**Direction**
Reproduce all of the material word for word.

**Data section**
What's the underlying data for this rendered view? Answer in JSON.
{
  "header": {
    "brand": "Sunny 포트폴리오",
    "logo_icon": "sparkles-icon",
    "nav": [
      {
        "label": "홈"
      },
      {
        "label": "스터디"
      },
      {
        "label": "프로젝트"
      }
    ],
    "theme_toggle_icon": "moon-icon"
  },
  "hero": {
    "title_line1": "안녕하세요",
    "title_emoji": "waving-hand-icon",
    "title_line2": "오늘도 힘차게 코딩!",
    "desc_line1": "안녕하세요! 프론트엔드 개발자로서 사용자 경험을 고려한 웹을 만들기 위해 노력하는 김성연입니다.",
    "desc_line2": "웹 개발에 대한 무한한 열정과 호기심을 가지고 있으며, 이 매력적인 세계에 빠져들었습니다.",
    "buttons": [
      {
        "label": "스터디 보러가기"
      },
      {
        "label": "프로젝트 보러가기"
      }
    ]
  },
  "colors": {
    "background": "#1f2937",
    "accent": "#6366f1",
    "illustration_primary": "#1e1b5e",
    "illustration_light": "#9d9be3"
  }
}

**Task output**
What's the underlying data for this rendered view? Answer in JSON.
{
  "header": {
    "brand": "Sunny 포트폴리오",
    "logo_icon": "sparkles-icon",
    "nav": [
      {
        "label": "홈"
      },
      {
        "label": "스터디"
      },
      {
        "label": "프로젝트"
      }
    ],
    "theme_toggle_icon": "moon-icon"
  },
  "hero": {
    "title_line1": "안녕하세요",
    "title_emoji": "waving-hand-icon",
    "title_line2": "오늘도 힘차게 코딩!",
    "desc_line1": "안녕하세요! 프론트엔드 개발자로서 사용자 경험을 고려한 웹을 만들기 위해 노력하는 김성연입니다.",
    "desc_line2": "웹 개발에 대한 무한한 열정과 호기심을 가지고 있으며, 이 매력적인 세계에 빠져들었습니다.",
    "buttons": [
      {
        "label": "스터디 보러가기"
      },
      {
        "label": "프로젝트 보러가기"
      }
    ]
  },
  "colors": {
    "background": "#1f2937",
    "accent": "#6366f1",
    "illustration_primary": "#1e1b5e",
    "illustration_light": "#9d9be3"
  }
}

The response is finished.